> What you need to do
**1.** Answer these questions using the paging audit text:
(a) How many questions does the audit set out to answer?
(b) Which host is correct for the eu region?
(c) What happens to pages for services whose Events API v2 routing key was revoked or rotated?
**2.** Please reproduce the lines of the listing, starting with the line that contains "data-point [444, 282, 451, 289]" and going on through the line that contains "data-point [312, 247, 320, 254]", including both.

> Extract provided

A paging surface is only worth anything if the page actually lands and someone moves. This audit answers four questions: (1) is the REST token + every per-service routing key valid and mapped, (2) does every Vortex IQ severity tier route to a service with a real escalation policy and an always-on rota, (3) are we acknowledging and resolving fast enough (MTTA / MTTR / escalation rate, submission success, back-sync lag), and (4) when a sev1 incident is open, how much commerce revenue is on fire per minute it stays un-resolved.

## What this audit checks

### Authentication & access

* REST API token valid + has read scope (probe on /abilities)
* Region host correct (us → api.pagerduty.com, eu → api.eu.pagerduty.com)
* Every configured routing key resolves to an existing, active service
* Backup channel (Slack / Teams) configured so failures never silently un-page

### Routing & escalation coverage (the blind-spot test)

* Services with a revoked or rotated Events API v2 routing key (pages go nowhere)

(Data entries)
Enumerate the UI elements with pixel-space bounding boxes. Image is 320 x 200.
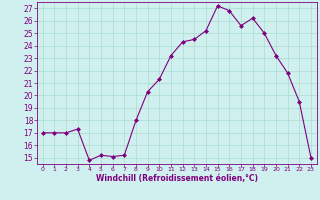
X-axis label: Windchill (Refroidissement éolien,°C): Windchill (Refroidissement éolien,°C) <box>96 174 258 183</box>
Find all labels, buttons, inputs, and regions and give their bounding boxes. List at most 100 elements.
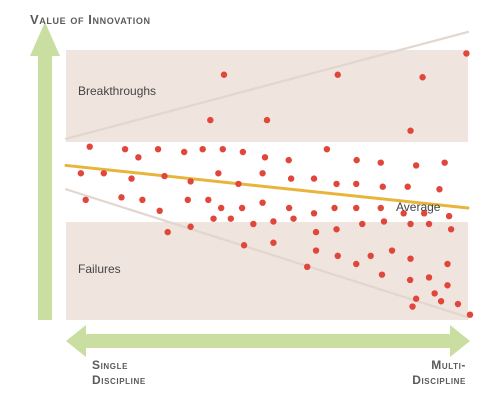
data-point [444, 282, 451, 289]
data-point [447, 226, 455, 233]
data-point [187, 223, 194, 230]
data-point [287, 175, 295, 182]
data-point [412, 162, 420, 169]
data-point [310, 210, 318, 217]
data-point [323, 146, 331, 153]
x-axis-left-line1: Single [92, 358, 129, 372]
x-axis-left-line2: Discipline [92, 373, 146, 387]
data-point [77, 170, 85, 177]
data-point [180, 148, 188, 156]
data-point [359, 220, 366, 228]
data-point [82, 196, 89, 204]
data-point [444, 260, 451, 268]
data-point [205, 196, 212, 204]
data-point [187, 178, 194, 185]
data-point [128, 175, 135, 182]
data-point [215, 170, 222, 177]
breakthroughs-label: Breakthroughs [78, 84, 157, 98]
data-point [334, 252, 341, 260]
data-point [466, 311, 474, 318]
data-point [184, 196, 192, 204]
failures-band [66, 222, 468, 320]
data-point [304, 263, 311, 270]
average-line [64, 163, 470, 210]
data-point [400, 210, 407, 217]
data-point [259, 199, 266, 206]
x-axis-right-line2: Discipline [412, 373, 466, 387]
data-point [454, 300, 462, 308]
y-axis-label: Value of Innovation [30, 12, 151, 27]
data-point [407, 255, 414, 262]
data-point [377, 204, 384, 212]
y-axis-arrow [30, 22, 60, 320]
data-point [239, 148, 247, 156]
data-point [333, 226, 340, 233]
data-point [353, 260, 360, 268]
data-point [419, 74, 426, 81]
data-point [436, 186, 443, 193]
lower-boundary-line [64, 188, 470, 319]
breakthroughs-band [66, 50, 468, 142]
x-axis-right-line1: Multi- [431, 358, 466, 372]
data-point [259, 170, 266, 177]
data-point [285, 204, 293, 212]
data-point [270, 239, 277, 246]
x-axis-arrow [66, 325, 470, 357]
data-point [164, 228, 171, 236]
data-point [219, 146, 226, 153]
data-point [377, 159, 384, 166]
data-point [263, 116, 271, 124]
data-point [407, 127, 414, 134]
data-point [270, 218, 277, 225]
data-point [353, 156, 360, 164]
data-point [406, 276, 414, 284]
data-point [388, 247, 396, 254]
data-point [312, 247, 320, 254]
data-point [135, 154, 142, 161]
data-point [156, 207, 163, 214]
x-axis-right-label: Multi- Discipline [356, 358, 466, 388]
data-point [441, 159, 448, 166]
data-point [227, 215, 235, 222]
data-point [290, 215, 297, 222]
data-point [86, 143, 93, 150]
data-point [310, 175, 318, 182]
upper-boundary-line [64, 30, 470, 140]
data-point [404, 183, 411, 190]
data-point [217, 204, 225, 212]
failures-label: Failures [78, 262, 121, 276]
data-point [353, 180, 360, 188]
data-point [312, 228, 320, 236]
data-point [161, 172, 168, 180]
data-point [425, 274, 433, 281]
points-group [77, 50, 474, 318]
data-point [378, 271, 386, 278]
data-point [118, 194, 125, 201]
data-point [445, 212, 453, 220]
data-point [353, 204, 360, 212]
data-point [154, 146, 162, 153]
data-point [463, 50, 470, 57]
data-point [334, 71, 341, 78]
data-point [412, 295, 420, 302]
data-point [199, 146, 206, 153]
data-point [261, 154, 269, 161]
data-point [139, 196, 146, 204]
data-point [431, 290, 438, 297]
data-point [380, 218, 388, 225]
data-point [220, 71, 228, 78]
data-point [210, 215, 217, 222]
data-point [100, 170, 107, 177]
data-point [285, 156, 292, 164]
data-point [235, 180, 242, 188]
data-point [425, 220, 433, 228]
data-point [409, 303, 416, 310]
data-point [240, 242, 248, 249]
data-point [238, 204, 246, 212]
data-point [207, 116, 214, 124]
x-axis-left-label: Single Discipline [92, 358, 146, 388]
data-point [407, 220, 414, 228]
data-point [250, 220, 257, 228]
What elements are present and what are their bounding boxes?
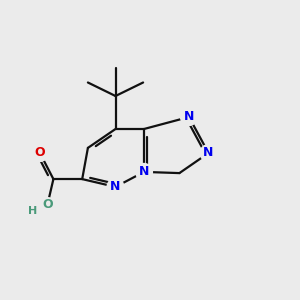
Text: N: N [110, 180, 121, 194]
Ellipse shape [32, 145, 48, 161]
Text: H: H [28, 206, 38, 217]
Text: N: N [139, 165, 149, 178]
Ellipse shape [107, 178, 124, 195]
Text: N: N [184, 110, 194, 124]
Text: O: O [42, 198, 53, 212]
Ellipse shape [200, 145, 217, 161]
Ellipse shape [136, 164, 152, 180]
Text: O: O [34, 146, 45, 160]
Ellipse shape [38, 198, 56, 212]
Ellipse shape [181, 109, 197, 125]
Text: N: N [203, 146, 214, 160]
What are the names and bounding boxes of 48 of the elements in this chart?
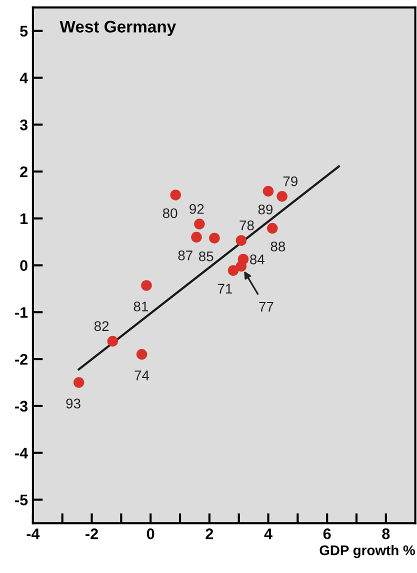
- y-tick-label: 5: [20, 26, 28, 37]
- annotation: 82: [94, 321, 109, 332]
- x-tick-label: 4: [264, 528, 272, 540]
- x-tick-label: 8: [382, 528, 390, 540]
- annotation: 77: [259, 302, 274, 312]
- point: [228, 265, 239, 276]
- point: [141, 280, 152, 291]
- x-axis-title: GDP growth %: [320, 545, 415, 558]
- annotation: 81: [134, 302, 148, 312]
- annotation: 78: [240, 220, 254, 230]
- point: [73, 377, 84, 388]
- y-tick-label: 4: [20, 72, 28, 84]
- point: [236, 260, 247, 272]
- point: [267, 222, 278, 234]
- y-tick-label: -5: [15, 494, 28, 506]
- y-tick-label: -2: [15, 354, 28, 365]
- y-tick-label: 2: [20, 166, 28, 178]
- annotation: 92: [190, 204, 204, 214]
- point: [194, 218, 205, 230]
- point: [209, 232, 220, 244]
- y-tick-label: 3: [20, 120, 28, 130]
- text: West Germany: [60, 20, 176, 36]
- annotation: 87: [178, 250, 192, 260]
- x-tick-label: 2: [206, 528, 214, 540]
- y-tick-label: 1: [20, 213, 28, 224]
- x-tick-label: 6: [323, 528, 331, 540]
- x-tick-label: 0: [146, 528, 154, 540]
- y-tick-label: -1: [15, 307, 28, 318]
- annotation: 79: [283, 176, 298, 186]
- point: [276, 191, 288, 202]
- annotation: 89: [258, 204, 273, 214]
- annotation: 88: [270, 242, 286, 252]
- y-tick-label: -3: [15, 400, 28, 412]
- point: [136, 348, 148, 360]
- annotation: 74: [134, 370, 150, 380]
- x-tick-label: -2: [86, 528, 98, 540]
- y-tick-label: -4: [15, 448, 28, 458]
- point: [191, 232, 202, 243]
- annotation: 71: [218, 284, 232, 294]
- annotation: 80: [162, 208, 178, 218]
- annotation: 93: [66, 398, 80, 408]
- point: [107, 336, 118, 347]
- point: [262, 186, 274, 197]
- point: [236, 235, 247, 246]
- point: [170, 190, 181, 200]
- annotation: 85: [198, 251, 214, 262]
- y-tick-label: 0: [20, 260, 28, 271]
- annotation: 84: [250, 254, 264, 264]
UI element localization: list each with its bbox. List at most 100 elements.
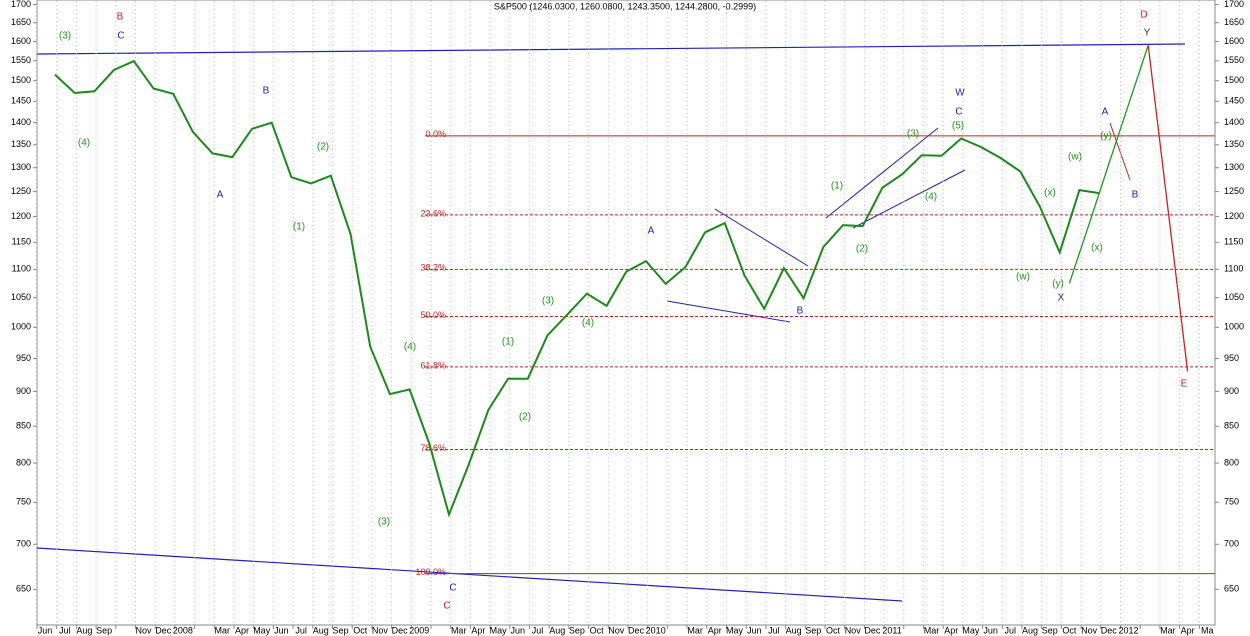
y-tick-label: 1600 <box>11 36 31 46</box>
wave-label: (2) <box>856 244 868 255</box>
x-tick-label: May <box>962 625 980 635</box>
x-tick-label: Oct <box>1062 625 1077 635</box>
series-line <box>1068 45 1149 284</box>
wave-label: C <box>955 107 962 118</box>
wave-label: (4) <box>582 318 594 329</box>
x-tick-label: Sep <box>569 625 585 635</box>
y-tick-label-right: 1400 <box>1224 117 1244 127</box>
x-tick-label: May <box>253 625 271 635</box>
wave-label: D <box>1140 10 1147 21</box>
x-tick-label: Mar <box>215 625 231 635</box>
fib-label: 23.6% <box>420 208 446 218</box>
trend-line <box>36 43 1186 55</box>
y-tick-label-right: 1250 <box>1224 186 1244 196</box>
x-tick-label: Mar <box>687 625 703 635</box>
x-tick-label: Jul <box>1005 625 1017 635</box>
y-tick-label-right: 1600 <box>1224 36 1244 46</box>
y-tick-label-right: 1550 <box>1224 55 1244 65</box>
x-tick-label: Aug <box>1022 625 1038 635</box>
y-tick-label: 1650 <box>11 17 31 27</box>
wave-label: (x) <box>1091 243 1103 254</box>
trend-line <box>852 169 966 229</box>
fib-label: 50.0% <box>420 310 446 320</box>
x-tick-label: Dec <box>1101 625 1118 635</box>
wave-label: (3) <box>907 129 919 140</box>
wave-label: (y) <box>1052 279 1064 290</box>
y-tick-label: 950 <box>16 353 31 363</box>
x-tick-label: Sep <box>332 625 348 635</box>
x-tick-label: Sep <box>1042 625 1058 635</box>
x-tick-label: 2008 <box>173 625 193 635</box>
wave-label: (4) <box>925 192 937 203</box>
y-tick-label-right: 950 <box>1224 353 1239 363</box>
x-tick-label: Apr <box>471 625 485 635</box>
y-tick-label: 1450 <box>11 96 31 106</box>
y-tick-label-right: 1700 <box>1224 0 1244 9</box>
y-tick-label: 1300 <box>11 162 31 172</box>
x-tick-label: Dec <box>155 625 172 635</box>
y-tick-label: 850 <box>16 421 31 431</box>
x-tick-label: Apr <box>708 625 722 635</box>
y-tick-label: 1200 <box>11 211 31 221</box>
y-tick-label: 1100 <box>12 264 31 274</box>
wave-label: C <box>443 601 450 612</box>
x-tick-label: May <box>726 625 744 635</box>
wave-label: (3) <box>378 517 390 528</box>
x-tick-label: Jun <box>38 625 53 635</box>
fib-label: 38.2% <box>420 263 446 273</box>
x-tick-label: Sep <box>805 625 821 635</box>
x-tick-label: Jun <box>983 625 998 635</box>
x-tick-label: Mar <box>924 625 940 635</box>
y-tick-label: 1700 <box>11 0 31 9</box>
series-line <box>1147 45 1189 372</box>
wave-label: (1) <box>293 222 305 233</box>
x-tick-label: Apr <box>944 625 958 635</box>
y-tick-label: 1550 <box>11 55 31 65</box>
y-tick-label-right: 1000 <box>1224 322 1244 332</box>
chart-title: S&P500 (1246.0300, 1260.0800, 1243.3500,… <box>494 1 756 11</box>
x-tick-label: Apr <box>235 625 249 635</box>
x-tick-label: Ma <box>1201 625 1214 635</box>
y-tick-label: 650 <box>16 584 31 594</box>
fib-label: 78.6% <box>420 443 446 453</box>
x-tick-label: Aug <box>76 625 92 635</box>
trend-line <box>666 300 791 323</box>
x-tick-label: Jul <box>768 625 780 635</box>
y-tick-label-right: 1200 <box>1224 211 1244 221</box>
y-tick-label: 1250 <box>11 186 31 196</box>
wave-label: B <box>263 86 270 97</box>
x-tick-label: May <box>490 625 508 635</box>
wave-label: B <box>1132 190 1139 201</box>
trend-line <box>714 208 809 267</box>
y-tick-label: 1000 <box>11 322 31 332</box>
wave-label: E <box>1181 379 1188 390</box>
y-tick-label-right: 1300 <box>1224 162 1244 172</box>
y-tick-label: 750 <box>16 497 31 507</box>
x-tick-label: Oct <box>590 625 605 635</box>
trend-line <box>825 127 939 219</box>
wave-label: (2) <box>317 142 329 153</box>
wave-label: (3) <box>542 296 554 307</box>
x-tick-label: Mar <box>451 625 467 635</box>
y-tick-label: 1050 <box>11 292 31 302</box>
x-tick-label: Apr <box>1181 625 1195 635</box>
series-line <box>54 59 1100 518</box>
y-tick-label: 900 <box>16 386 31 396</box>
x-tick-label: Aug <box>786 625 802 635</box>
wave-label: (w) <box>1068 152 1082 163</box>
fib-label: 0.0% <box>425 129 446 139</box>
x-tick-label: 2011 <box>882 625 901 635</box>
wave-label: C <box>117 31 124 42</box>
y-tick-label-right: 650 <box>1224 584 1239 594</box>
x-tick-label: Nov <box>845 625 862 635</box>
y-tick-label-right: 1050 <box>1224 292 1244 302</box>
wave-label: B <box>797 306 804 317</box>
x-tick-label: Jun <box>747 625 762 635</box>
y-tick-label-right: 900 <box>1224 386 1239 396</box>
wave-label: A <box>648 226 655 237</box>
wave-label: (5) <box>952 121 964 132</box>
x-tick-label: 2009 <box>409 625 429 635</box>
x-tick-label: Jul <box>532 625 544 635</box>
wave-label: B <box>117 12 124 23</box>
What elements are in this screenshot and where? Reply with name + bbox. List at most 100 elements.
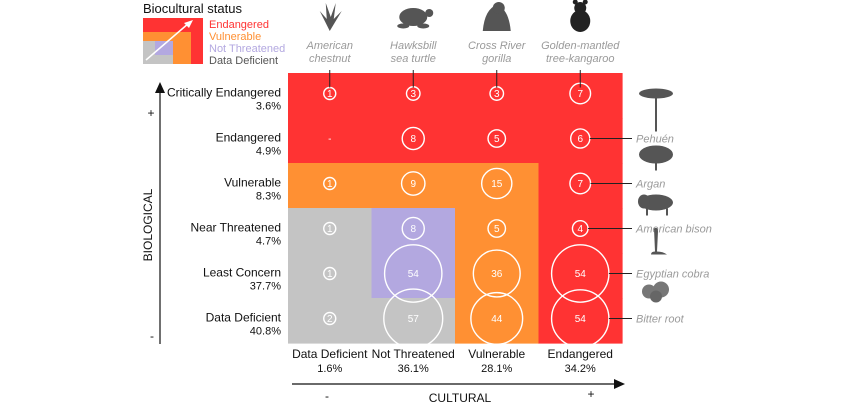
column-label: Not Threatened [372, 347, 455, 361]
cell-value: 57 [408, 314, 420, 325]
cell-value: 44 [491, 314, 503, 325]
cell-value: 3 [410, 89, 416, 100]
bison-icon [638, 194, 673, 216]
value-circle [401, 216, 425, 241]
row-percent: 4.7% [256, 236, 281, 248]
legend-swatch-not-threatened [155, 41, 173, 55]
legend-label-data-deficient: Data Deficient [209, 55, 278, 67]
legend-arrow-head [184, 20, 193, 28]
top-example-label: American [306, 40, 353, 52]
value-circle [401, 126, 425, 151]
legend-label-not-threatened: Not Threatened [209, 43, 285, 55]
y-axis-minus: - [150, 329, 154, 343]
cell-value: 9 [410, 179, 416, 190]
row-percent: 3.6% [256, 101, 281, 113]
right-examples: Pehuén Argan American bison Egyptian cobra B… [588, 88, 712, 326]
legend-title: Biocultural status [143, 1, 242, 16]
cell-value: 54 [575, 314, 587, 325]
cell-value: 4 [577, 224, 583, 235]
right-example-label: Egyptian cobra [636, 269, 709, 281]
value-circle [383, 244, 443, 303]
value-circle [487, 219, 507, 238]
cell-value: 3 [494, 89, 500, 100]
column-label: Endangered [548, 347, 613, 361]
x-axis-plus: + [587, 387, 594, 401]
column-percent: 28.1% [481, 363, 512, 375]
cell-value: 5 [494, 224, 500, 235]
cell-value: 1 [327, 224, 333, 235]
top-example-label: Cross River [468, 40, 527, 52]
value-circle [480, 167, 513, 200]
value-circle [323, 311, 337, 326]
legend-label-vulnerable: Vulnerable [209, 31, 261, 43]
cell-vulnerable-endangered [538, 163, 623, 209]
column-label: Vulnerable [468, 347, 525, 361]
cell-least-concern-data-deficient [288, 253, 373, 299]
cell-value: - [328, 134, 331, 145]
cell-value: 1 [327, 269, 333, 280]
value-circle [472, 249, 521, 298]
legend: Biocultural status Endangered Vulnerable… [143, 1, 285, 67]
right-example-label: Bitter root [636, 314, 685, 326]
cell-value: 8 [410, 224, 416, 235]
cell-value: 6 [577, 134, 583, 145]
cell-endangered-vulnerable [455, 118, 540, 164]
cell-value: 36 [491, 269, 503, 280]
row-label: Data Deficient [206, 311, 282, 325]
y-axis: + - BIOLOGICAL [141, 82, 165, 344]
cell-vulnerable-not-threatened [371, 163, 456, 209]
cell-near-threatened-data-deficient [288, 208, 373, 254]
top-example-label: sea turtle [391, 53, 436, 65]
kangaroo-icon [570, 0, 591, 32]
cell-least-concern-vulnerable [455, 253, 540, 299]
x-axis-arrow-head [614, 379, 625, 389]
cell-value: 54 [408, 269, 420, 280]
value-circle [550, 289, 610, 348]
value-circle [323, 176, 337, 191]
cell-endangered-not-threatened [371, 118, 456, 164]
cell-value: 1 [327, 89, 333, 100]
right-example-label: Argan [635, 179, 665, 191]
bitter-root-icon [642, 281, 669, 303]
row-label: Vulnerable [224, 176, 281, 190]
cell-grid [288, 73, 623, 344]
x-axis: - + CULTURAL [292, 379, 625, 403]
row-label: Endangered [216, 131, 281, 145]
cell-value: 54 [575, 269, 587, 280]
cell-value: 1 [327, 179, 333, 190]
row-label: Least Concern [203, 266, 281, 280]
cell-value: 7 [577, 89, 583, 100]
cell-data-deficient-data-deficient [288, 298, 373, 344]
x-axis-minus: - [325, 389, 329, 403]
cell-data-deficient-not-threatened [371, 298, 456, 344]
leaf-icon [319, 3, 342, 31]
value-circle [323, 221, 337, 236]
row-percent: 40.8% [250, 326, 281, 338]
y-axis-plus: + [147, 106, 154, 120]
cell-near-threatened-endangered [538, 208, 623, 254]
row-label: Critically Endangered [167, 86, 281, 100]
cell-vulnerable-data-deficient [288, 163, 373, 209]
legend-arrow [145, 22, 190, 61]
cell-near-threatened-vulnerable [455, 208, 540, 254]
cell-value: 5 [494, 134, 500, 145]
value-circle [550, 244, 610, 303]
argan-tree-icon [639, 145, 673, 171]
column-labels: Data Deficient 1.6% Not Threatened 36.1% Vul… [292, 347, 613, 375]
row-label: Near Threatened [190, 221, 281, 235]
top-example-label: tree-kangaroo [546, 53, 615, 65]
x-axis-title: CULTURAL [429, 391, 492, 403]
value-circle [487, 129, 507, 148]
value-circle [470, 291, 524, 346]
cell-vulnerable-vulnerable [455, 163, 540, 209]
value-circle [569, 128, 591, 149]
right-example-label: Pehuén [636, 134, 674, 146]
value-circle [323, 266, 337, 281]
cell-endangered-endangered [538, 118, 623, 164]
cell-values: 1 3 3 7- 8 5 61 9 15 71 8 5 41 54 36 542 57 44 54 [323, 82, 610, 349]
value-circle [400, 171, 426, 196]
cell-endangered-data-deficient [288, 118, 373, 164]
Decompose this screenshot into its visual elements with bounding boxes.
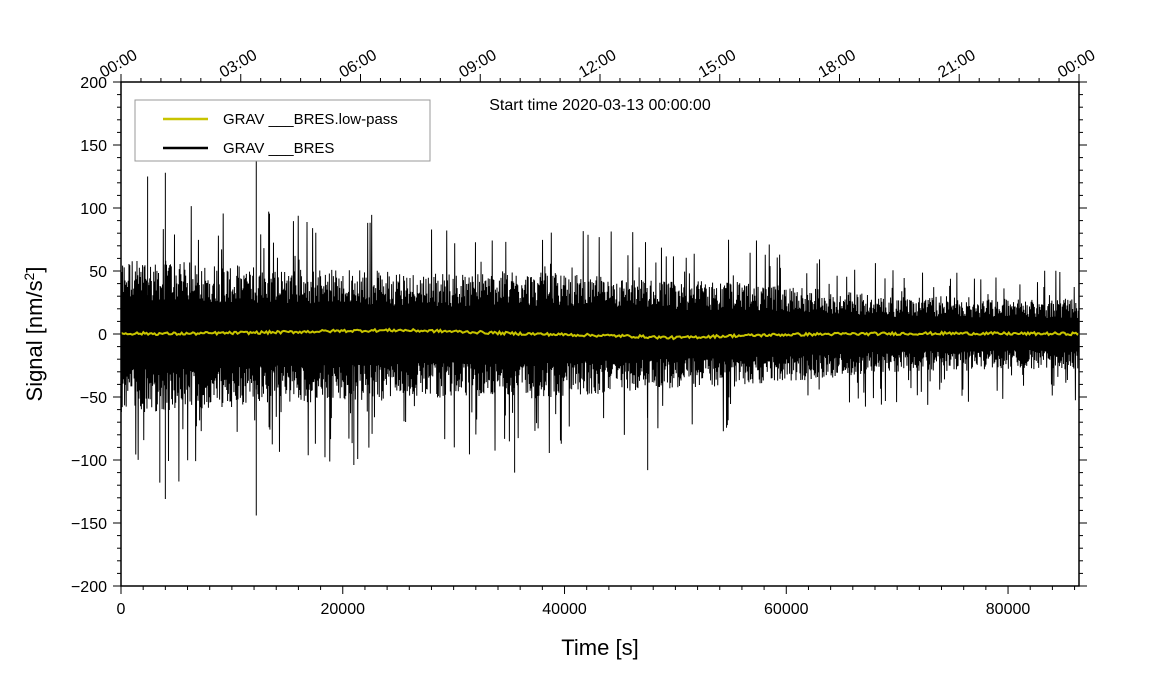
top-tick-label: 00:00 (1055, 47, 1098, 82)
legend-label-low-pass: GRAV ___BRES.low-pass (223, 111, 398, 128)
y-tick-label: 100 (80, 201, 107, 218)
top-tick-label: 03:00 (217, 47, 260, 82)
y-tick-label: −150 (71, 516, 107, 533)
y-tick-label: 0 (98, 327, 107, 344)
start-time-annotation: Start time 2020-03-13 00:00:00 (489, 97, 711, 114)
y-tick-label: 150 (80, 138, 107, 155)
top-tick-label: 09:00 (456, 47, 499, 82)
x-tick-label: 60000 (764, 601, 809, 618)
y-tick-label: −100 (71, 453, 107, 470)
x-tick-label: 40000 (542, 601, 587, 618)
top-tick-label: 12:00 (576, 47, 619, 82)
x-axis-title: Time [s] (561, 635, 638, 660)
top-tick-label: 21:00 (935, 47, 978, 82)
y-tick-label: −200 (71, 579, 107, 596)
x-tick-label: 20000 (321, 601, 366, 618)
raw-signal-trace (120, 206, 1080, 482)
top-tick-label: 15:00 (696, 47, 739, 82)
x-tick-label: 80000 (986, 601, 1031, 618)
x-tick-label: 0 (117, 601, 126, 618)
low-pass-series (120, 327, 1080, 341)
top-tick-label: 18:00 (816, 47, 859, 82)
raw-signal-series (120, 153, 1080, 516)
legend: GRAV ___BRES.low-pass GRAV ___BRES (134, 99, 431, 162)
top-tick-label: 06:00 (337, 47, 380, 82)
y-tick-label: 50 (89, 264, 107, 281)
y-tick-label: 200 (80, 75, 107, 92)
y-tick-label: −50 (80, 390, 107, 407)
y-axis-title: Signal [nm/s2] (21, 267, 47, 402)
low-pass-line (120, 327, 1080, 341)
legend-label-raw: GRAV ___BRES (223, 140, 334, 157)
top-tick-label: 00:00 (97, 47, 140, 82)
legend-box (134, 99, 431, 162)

> Answers to the exercise
**1.**
(a) Four.
(b) api.eu.pagerduty.com
(c) The pages go nowhere.

**2.**
data-point [444, 282, 451, 289]
data-point [447, 226, 455, 233]
data-point [187, 223, 194, 230]
data-point [287, 175, 295, 182]
data-point [412, 162, 420, 169]
data-point [310, 210, 318, 217]
data-point [323, 146, 331, 153]
x-axis-left-line1: Single [92, 358, 129, 372]
x-axis-left-line2: Discipline [92, 373, 146, 387]
data-point [77, 170, 85, 177]
data-point [180, 148, 188, 156]
data-point [359, 220, 366, 228]
data-point [82, 196, 89, 204]
data-point [444, 260, 451, 268]
data-point [205, 196, 212, 204]
data-point [187, 178, 194, 185]
data-point [128, 175, 135, 182]
data-point [215, 170, 222, 177]
breakthroughs-label: Breakthroughs [78, 84, 157, 98]
data-point [334, 252, 341, 260]
data-point [466, 311, 474, 318]
data-point [184, 196, 192, 204]
failures-band [66, 222, 468, 320]
data-point [304, 263, 311, 270]
average-line [64, 163, 470, 210]
data-point [400, 210, 407, 217]
data-point [259, 199, 266, 206]
x-axis-right-line2: Discipline [412, 373, 466, 387]
data-point [454, 300, 462, 308]
y-axis-label: Value of Innovation [30, 12, 151, 27]
data-point [407, 255, 414, 262]
data-point [377, 204, 384, 212]
y-axis-arrow [30, 22, 60, 320]
data-point [239, 148, 247, 156]
data-point [333, 226, 340, 233]
data-point [353, 260, 360, 268]
data-point [419, 74, 426, 81]
data-point [436, 186, 443, 193]
lower-boundary-line [64, 188, 470, 319]
breakthroughs-band [66, 50, 468, 142]
x-axis-right-line1: Multi- [431, 358, 466, 372]
data-point [259, 170, 266, 177]
data-point [285, 204, 293, 212]
data-point [270, 239, 277, 246]
x-axis-arrow [66, 325, 470, 357]
data-point [164, 228, 171, 236]
data-point [219, 146, 226, 153]
data-point [377, 159, 384, 166]
data-point [263, 116, 271, 124]
data-point [407, 127, 414, 134]
data-point [270, 218, 277, 225]
data-point [353, 156, 360, 164]
data-point [406, 276, 414, 284]
data-point [388, 247, 396, 254]
data-point [312, 247, 320, 254]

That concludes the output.